(Collection entries)
§ §
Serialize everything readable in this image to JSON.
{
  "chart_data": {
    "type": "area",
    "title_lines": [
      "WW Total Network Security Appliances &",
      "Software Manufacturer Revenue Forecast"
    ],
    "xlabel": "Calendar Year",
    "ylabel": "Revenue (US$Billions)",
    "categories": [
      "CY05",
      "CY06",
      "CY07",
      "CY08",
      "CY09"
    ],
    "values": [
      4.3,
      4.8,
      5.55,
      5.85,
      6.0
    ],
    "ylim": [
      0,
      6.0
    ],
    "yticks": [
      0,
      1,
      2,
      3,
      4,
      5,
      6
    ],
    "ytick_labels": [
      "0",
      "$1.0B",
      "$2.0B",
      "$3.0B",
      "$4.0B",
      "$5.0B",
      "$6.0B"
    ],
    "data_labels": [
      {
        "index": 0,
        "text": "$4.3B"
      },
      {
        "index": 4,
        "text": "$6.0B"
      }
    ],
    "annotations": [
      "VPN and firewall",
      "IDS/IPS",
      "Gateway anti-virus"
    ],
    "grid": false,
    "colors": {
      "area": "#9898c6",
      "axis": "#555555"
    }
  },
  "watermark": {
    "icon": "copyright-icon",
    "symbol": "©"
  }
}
§ §
▶ How to complete this task
Reproduce all the records. Keep them exact, please.

▶ Solution to this problem
Serialize everything readable in this image to JSON.
{
  "chart_data": {
    "type": "area",
    "title_lines": [
      "WW Total Network Security Appliances &",
      "Software Manufacturer Revenue Forecast"
    ],
    "xlabel": "Calendar Year",
    "ylabel": "Revenue (US$Billions)",
    "categories": [
      "CY05",
      "CY06",
      "CY07",
      "CY08",
      "CY09"
    ],
    "values": [
      4.3,
      4.8,
      5.55,
      5.85,
      6.0
    ],
    "ylim": [
      0,
      6.0
    ],
    "yticks": [
      0,
      1,
      2,
      3,
      4,
      5,
      6
    ],
    "ytick_labels": [
      "0",
      "$1.0B",
      "$2.0B",
      "$3.0B",
      "$4.0B",
      "$5.0B",
      "$6.0B"
    ],
    "data_labels": [
      {
        "index": 0,
        "text": "$4.3B"
      },
      {
        "index": 4,
        "text": "$6.0B"
      }
    ],
    "annotations": [
      "VPN and firewall",
      "IDS/IPS",
      "Gateway anti-virus"
    ],
    "grid": false,
    "colors": {
      "area": "#9898c6",
      "axis": "#555555"
    }
  },
  "watermark": {
    "icon": "copyright-icon",
    "symbol": "©"
  }
}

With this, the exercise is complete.